Written exercise:
Quote all of the entries word for word.

Records:
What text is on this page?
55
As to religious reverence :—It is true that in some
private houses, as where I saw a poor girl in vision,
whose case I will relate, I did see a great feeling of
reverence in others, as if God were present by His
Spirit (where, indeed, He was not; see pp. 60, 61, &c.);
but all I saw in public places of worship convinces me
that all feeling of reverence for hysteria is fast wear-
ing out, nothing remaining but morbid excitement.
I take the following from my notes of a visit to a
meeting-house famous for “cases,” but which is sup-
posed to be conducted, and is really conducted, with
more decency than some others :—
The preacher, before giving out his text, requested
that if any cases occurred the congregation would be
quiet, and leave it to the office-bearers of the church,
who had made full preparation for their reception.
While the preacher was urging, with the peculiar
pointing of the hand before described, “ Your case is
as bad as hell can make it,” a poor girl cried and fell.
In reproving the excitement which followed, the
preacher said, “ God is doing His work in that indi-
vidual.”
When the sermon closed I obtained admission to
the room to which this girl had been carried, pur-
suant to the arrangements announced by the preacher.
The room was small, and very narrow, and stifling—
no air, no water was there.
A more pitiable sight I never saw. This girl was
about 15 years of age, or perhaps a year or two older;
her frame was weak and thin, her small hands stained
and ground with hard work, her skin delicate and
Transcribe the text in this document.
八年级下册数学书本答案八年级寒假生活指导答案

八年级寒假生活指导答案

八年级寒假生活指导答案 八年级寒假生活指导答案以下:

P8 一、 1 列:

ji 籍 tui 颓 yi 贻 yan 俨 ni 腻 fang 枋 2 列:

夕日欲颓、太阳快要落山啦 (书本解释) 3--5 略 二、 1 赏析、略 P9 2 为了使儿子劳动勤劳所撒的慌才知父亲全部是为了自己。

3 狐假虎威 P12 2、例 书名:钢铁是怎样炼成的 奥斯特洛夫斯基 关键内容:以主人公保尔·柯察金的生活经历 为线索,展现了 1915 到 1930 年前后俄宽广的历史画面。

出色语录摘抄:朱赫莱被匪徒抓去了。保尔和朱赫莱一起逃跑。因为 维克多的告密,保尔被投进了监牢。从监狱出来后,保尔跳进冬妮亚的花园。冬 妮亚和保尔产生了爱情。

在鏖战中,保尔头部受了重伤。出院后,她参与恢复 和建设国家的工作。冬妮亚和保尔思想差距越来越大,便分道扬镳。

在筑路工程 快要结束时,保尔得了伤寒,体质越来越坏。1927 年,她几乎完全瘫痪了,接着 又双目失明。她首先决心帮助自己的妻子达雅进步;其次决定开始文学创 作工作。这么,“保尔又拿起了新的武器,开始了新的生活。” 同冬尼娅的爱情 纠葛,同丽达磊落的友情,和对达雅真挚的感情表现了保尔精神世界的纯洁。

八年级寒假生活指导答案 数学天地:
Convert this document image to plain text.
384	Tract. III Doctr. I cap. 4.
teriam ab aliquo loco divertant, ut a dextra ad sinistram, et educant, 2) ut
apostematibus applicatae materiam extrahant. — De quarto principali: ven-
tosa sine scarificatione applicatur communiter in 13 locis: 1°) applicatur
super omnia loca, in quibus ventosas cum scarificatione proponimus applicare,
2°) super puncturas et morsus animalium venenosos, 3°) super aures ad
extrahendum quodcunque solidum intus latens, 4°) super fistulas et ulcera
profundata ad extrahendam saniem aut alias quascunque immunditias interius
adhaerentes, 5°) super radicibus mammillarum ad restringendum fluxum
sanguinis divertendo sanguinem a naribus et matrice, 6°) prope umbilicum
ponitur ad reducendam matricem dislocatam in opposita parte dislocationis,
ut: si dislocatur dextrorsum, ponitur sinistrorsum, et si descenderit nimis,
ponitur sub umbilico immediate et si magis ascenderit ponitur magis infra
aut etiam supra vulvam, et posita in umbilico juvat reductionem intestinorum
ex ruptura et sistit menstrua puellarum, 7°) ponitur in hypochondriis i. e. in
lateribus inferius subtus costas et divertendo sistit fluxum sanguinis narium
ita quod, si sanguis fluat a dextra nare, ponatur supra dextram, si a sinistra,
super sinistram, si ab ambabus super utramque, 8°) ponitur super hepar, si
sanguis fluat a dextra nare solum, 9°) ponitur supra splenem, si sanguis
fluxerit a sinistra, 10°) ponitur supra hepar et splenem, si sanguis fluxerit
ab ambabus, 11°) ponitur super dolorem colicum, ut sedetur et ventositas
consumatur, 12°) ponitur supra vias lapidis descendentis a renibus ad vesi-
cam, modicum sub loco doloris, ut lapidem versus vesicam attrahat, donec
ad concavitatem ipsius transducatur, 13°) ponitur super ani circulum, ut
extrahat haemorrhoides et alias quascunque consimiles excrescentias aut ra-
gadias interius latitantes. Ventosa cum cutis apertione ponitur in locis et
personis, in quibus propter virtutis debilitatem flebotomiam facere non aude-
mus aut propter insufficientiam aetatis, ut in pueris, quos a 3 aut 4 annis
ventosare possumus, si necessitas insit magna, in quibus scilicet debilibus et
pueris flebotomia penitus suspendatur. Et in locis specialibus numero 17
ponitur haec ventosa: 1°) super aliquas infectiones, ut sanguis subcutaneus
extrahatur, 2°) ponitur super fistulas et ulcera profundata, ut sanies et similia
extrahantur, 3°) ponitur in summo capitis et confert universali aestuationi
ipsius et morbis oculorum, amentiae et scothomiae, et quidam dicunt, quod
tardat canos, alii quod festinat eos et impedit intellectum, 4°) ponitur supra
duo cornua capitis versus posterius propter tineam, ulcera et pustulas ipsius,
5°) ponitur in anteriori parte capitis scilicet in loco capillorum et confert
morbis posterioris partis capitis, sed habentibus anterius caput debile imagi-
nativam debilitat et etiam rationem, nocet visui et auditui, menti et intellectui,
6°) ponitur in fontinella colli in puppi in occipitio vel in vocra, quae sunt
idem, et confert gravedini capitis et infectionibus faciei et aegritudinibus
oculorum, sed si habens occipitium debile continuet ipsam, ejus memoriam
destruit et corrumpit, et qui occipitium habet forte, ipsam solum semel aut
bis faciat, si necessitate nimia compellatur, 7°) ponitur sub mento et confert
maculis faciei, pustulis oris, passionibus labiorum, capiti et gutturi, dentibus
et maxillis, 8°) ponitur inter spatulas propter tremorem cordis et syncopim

Answer for the task:
What text is on this page?
55
As to religious reverence :—It is true that in some
private houses, as where I saw a poor girl in vision,
whose case I will relate, I did see a great feeling of
reverence in others, as if God were present by His
Spirit (where, indeed, He was not; see pp. 60, 61, &c.);
but all I saw in public places of worship convinces me
that all feeling of reverence for hysteria is fast wear-
ing out, nothing remaining but morbid excitement.
I take the following from my notes of a visit to a
meeting-house famous for “cases,” but which is sup-
posed to be conducted, and is really conducted, with
more decency than some others :—
The preacher, before giving out his text, requested
that if any cases occurred the congregation would be
quiet, and leave it to the office-bearers of the church,
who had made full preparation for their reception.
While the preacher was urging, with the peculiar
pointing of the hand before described, “ Your case is
as bad as hell can make it,” a poor girl cried and fell.
In reproving the excitement which followed, the
preacher said, “ God is doing His work in that indi-
vidual.”
When the sermon closed I obtained admission to
the room to which this girl had been carried, pur-
suant to the arrangements announced by the preacher.
The room was small, and very narrow, and stifling—
no air, no water was there.
A more pitiable sight I never saw. This girl was
about 15 years of age, or perhaps a year or two older;
her frame was weak and thin, her small hands stained
and ground with hard work, her skin delicate and
Transcribe the text in this document.
八年级下册数学书本答案八年级寒假生活指导答案

八年级寒假生活指导答案

八年级寒假生活指导答案 八年级寒假生活指导答案以下:

P8 一、 1 列:

ji 籍 tui 颓 yi 贻 yan 俨 ni 腻 fang 枋 2 列:

夕日欲颓、太阳快要落山啦 (书本解释) 3--5 略 二、 1 赏析、略 P9 2 为了使儿子劳动勤劳所撒的慌才知父亲全部是为了自己。

3 狐假虎威 P12 2、例 书名:钢铁是怎样炼成的 奥斯特洛夫斯基 关键内容:以主人公保尔·柯察金的生活经历 为线索,展现了 1915 到 1930 年前后俄宽广的历史画面。

出色语录摘抄:朱赫莱被匪徒抓去了。保尔和朱赫莱一起逃跑。因为 维克多的告密,保尔被投进了监牢。从监狱出来后,保尔跳进冬妮亚的花园。冬 妮亚和保尔产生了爱情。

在鏖战中,保尔头部受了重伤。出院后,她参与恢复 和建设国家的工作。冬妮亚和保尔思想差距越来越大,便分道扬镳。

在筑路工程 快要结束时,保尔得了伤寒,体质越来越坏。1927 年,她几乎完全瘫痪了,接着 又双目失明。她首先决心帮助自己的妻子达雅进步;其次决定开始文学创 作工作。这么,“保尔又拿起了新的武器,开始了新的生活。” 同冬尼娅的爱情 纠葛,同丽达磊落的友情,和对达雅真挚的感情表现了保尔精神世界的纯洁。

八年级寒假生活指导答案 数学天地:
Convert this document image to plain text.
384	Tract. III Doctr. I cap. 4.
teriam ab aliquo loco divertant, ut a dextra ad sinistram, et educant, 2) ut
apostematibus applicatae materiam extrahant. — De quarto principali: ven-
tosa sine scarificatione applicatur communiter in 13 locis: 1°) applicatur
super omnia loca, in quibus ventosas cum scarificatione proponimus applicare,
2°) super puncturas et morsus animalium venenosos, 3°) super aures ad
extrahendum quodcunque solidum intus latens, 4°) super fistulas et ulcera
profundata ad extrahendam saniem aut alias quascunque immunditias interius
adhaerentes, 5°) super radicibus mammillarum ad restringendum fluxum
sanguinis divertendo sanguinem a naribus et matrice, 6°) prope umbilicum
ponitur ad reducendam matricem dislocatam in opposita parte dislocationis,
ut: si dislocatur dextrorsum, ponitur sinistrorsum, et si descenderit nimis,
ponitur sub umbilico immediate et si magis ascenderit ponitur magis infra
aut etiam supra vulvam, et posita in umbilico juvat reductionem intestinorum
ex ruptura et sistit menstrua puellarum, 7°) ponitur in hypochondriis i. e. in
lateribus inferius subtus costas et divertendo sistit fluxum sanguinis narium
ita quod, si sanguis fluat a dextra nare, ponatur supra dextram, si a sinistra,
super sinistram, si ab ambabus super utramque, 8°) ponitur super hepar, si
sanguis fluat a dextra nare solum, 9°) ponitur supra splenem, si sanguis
fluxerit a sinistra, 10°) ponitur supra hepar et splenem, si sanguis fluxerit
ab ambabus, 11°) ponitur super dolorem colicum, ut sedetur et ventositas
consumatur, 12°) ponitur supra vias lapidis descendentis a renibus ad vesi-
cam, modicum sub loco doloris, ut lapidem versus vesicam attrahat, donec
ad concavitatem ipsius transducatur, 13°) ponitur super ani circulum, ut
extrahat haemorrhoides et alias quascunque consimiles excrescentias aut ra-
gadias interius latitantes. Ventosa cum cutis apertione ponitur in locis et
personis, in quibus propter virtutis debilitatem flebotomiam facere non aude-
mus aut propter insufficientiam aetatis, ut in pueris, quos a 3 aut 4 annis
ventosare possumus, si necessitas insit magna, in quibus scilicet debilibus et
pueris flebotomia penitus suspendatur. Et in locis specialibus numero 17
ponitur haec ventosa: 1°) super aliquas infectiones, ut sanguis subcutaneus
extrahatur, 2°) ponitur super fistulas et ulcera profundata, ut sanies et similia
extrahantur, 3°) ponitur in summo capitis et confert universali aestuationi
ipsius et morbis oculorum, amentiae et scothomiae, et quidam dicunt, quod
tardat canos, alii quod festinat eos et impedit intellectum, 4°) ponitur supra
duo cornua capitis versus posterius propter tineam, ulcera et pustulas ipsius,
5°) ponitur in anteriori parte capitis scilicet in loco capillorum et confert
morbis posterioris partis capitis, sed habentibus anterius caput debile imagi-
nativam debilitat et etiam rationem, nocet visui et auditui, menti et intellectui,
6°) ponitur in fontinella colli in puppi in occipitio vel in vocra, quae sunt
idem, et confert gravedini capitis et infectionibus faciei et aegritudinibus
oculorum, sed si habens occipitium debile continuet ipsam, ejus memoriam
destruit et corrumpit, et qui occipitium habet forte, ipsam solum semel aut
bis faciat, si necessitate nimia compellatur, 7°) ponitur sub mento et confert
maculis faciei, pustulis oris, passionibus labiorum, capiti et gutturi, dentibus
et maxillis, 8°) ponitur inter spatulas propter tremorem cordis et syncopim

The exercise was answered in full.